• _TASK GOAL_:
Reproduce the material word for word, from its first line through the line containing "marker: [573, 334, 590, 351]", inclusive.

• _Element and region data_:
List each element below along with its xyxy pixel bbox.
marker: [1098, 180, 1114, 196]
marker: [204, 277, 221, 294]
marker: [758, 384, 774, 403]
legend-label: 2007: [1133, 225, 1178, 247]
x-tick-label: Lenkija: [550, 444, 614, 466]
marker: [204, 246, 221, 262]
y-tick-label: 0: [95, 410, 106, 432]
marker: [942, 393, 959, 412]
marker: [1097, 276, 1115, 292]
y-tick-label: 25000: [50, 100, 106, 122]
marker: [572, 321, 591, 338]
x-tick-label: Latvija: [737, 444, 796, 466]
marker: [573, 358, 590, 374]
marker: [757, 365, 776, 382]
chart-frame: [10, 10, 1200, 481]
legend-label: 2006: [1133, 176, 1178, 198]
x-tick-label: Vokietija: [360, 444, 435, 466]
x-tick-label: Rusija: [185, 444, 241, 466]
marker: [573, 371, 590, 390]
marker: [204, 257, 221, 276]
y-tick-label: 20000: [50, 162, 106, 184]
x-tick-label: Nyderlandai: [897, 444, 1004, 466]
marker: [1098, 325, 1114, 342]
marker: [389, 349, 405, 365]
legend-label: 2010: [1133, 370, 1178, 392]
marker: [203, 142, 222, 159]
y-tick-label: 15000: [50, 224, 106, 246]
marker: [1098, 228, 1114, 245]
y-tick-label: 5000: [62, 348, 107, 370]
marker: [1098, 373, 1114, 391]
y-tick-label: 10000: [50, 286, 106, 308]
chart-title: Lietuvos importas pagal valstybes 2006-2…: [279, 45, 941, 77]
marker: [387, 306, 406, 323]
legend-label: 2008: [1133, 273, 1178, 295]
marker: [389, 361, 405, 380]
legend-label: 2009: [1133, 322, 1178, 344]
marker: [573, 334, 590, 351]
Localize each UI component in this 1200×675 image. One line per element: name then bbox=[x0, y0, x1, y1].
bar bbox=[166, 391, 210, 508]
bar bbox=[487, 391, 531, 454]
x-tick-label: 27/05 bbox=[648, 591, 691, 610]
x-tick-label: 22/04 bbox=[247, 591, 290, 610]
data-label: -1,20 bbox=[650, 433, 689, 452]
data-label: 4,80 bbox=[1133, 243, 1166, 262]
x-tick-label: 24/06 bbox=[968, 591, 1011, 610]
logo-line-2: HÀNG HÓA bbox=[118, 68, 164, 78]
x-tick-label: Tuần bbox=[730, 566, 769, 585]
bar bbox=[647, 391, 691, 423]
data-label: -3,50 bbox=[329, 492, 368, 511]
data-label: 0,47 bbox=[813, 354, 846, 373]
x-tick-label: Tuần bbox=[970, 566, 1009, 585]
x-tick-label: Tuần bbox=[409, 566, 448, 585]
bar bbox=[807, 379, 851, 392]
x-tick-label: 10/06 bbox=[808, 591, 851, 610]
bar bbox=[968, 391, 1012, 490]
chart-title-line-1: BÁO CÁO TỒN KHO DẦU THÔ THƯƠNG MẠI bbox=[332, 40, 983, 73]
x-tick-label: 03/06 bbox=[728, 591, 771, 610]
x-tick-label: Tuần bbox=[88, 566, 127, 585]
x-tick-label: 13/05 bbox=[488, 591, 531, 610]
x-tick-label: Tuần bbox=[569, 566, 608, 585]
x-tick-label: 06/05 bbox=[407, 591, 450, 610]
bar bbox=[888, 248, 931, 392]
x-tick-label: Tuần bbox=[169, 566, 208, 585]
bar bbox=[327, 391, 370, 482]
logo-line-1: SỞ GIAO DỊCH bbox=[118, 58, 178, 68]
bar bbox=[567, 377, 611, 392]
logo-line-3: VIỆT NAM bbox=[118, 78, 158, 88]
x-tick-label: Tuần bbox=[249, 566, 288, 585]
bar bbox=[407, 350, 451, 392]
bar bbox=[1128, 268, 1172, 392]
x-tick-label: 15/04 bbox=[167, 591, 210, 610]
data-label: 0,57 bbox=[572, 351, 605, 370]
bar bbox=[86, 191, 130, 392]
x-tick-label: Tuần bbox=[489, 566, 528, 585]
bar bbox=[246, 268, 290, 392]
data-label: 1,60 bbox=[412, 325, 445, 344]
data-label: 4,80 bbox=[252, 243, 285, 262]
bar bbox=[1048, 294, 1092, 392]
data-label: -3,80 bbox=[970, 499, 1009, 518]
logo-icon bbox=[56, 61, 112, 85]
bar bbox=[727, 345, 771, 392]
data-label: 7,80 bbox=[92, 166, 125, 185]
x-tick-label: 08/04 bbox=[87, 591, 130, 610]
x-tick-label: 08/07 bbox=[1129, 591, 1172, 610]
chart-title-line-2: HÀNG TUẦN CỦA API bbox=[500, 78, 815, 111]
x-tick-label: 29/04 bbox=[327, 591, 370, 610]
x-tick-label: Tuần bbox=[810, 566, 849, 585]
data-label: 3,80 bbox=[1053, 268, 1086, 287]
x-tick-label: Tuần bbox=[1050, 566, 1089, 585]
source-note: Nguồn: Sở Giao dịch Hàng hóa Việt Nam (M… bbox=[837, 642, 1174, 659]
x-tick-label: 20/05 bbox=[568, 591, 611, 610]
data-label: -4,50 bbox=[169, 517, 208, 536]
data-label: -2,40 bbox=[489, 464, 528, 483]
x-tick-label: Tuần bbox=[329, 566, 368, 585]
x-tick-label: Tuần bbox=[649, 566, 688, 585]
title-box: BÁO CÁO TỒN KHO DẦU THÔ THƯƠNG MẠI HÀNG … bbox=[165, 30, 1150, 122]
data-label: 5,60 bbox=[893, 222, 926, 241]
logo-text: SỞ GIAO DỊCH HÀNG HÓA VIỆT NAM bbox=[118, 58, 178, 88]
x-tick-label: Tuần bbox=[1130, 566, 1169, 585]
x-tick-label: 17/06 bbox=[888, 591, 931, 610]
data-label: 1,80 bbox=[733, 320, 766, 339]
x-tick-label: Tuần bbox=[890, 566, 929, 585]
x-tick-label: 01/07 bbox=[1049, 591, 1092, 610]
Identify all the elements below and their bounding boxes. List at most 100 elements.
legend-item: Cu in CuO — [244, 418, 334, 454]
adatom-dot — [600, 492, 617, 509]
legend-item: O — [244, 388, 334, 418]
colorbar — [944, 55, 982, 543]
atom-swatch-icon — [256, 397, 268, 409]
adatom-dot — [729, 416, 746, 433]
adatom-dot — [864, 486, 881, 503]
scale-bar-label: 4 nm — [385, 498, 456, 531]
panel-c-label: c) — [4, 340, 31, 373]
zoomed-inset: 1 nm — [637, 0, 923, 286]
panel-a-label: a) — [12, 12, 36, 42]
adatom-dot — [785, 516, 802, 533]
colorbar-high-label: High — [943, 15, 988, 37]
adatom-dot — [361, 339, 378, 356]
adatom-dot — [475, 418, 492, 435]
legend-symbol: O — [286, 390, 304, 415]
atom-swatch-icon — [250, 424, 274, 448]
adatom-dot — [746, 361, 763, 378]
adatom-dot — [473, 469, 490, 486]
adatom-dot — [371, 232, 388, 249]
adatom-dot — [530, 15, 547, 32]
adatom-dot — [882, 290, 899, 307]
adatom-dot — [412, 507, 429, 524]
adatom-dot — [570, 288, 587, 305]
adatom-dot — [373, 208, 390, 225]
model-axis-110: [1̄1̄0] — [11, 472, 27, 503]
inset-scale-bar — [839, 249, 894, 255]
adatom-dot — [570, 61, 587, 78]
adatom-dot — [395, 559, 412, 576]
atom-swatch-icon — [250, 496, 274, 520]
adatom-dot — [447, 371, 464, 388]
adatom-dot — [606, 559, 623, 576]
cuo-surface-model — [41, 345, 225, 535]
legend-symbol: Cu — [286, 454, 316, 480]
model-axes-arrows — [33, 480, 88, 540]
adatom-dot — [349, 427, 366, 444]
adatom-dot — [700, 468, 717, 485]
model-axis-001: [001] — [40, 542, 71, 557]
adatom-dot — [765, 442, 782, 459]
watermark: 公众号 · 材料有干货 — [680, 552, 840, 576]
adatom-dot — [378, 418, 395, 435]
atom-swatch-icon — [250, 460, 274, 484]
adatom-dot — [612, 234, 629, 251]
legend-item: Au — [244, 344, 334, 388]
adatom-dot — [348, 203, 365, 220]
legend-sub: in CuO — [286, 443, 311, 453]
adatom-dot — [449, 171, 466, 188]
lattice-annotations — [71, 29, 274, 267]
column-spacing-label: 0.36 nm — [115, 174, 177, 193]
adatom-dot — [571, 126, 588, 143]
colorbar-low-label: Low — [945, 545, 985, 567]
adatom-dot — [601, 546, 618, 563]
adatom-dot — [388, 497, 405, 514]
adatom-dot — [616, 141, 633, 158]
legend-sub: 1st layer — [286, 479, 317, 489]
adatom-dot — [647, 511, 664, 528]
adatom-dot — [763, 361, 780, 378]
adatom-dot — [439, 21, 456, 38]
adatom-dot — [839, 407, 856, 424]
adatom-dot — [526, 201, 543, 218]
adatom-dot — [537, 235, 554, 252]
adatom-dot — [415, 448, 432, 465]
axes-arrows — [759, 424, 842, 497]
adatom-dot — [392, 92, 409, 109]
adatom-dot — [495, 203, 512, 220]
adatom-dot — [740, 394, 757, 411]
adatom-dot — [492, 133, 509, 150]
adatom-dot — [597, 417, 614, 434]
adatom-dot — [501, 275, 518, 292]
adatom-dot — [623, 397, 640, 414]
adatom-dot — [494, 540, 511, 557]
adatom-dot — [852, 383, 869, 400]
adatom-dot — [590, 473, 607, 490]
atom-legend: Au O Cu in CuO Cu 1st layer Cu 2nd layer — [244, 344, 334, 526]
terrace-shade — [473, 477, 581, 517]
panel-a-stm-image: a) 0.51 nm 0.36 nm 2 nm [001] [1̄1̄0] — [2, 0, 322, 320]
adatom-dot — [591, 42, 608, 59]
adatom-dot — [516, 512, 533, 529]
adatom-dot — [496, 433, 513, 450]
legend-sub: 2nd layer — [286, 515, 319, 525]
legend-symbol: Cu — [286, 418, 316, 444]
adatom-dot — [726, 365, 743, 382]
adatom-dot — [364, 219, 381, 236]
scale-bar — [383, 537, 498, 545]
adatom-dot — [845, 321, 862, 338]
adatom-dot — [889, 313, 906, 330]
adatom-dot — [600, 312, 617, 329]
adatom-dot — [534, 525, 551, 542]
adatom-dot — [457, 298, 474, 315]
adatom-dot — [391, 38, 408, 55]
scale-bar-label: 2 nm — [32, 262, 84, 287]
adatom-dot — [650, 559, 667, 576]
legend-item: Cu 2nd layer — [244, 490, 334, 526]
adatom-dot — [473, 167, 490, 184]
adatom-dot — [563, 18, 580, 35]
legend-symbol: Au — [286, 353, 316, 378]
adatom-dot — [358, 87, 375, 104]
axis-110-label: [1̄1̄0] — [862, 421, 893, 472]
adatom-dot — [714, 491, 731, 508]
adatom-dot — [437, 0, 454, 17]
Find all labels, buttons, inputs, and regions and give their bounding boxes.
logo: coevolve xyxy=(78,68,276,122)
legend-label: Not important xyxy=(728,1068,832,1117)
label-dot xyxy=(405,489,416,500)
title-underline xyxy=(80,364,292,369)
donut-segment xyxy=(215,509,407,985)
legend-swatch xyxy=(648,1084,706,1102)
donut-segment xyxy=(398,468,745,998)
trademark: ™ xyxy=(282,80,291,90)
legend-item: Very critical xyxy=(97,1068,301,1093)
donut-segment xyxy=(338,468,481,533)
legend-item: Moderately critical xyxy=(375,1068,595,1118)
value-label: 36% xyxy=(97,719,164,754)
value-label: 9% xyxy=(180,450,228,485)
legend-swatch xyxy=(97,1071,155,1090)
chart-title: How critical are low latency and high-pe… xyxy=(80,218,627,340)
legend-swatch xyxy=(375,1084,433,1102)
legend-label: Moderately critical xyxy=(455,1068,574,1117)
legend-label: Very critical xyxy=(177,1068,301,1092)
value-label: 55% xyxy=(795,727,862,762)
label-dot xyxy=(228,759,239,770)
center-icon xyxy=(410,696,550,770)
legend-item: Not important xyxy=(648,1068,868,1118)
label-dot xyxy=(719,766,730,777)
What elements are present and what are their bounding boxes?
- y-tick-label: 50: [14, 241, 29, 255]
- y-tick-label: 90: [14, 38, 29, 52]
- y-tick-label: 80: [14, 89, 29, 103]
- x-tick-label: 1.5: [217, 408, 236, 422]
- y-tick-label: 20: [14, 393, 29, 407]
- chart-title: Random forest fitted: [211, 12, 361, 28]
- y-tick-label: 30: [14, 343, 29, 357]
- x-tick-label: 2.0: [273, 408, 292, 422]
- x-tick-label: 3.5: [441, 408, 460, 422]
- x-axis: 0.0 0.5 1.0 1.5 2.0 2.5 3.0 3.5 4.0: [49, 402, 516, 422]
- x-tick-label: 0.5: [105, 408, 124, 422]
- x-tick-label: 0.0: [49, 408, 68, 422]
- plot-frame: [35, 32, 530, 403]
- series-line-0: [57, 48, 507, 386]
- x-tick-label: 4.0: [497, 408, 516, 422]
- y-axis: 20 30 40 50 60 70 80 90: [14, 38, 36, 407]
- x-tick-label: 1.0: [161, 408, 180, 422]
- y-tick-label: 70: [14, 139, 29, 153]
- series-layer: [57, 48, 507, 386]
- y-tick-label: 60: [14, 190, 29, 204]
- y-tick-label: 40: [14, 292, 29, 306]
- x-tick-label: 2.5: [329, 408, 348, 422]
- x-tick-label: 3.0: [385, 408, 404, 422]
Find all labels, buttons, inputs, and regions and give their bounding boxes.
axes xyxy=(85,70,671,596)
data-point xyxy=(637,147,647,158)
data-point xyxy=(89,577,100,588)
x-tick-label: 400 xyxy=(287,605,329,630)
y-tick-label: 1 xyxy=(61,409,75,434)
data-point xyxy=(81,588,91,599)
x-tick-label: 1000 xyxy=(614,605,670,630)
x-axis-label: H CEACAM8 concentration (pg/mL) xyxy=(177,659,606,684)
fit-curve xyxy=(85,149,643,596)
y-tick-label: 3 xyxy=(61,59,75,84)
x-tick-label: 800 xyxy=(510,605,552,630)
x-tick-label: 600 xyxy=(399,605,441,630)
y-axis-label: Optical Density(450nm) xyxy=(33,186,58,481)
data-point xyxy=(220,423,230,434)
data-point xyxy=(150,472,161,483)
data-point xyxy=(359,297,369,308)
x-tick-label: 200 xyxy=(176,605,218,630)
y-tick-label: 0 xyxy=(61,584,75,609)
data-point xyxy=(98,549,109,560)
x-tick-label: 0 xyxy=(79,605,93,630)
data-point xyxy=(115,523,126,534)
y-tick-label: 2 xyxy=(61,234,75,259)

• _RESPONSE TO THE TASK_:
List each element below along with its xyxy pixel bbox.
marker: [1098, 180, 1114, 196]
marker: [204, 277, 221, 294]
marker: [758, 384, 774, 403]
legend-label: 2007: [1133, 225, 1178, 247]
x-tick-label: Lenkija: [550, 444, 614, 466]
marker: [204, 246, 221, 262]
y-tick-label: 0: [95, 410, 106, 432]
marker: [942, 393, 959, 412]
marker: [1097, 276, 1115, 292]
y-tick-label: 25000: [50, 100, 106, 122]
marker: [572, 321, 591, 338]
x-tick-label: Latvija: [737, 444, 796, 466]
marker: [573, 358, 590, 374]
marker: [757, 365, 776, 382]
chart-frame: [10, 10, 1200, 481]
legend-label: 2006: [1133, 176, 1178, 198]
x-tick-label: Vokietija: [360, 444, 435, 466]
x-tick-label: Rusija: [185, 444, 241, 466]
marker: [573, 371, 590, 390]
marker: [204, 257, 221, 276]
y-tick-label: 20000: [50, 162, 106, 184]
x-tick-label: Nyderlandai: [897, 444, 1004, 466]
marker: [1098, 325, 1114, 342]
marker: [389, 349, 405, 365]
legend-label: 2010: [1133, 370, 1178, 392]
marker: [203, 142, 222, 159]
y-tick-label: 15000: [50, 224, 106, 246]
marker: [1098, 228, 1114, 245]
y-tick-label: 5000: [62, 348, 107, 370]
marker: [1098, 373, 1114, 391]
y-tick-label: 10000: [50, 286, 106, 308]
chart-title: Lietuvos importas pagal valstybes 2006-2…: [279, 45, 941, 77]
marker: [387, 306, 406, 323]
legend-label: 2008: [1133, 273, 1178, 295]
marker: [389, 361, 405, 380]
legend-label: 2009: [1133, 322, 1178, 344]
marker: [573, 334, 590, 351]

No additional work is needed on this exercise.